# INSTRUCTIONS TO FOLLOW
Identify all lines of the data containing the string "Directory" and copy them.

# RAW DATA

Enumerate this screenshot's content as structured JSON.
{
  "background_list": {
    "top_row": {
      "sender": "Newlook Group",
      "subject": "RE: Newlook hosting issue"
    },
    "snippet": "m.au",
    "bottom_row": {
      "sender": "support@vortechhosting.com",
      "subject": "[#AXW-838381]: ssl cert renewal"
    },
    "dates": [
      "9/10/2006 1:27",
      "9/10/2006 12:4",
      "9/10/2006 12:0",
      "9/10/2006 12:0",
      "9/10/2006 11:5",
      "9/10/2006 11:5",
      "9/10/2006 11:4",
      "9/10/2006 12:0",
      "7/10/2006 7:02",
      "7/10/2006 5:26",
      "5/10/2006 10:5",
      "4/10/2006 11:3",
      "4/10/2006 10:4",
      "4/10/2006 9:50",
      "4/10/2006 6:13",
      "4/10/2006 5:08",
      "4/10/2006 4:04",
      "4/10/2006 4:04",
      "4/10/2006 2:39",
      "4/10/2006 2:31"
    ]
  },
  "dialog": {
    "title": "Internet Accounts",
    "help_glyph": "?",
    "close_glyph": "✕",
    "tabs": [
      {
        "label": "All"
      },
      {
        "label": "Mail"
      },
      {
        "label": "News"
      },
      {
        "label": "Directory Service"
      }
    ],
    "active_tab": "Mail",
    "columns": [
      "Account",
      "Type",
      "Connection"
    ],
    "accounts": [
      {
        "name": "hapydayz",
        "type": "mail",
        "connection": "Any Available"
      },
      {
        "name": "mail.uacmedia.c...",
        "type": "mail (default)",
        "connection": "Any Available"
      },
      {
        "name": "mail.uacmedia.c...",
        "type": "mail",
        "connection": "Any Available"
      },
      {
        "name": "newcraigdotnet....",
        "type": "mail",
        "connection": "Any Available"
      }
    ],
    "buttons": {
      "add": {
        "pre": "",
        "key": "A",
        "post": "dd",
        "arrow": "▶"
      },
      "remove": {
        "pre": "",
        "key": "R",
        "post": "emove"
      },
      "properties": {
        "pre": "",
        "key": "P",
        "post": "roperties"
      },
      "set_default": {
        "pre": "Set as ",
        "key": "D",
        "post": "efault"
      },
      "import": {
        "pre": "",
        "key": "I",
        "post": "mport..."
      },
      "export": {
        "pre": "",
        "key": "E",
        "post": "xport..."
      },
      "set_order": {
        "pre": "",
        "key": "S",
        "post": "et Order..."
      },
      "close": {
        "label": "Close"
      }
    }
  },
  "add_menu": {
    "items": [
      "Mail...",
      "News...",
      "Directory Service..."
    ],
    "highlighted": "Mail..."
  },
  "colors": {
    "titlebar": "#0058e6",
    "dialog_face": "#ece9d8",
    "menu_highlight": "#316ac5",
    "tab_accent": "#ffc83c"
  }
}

# FULL SOLUTION
        "label": "Directory Service"
      "Directory Service..."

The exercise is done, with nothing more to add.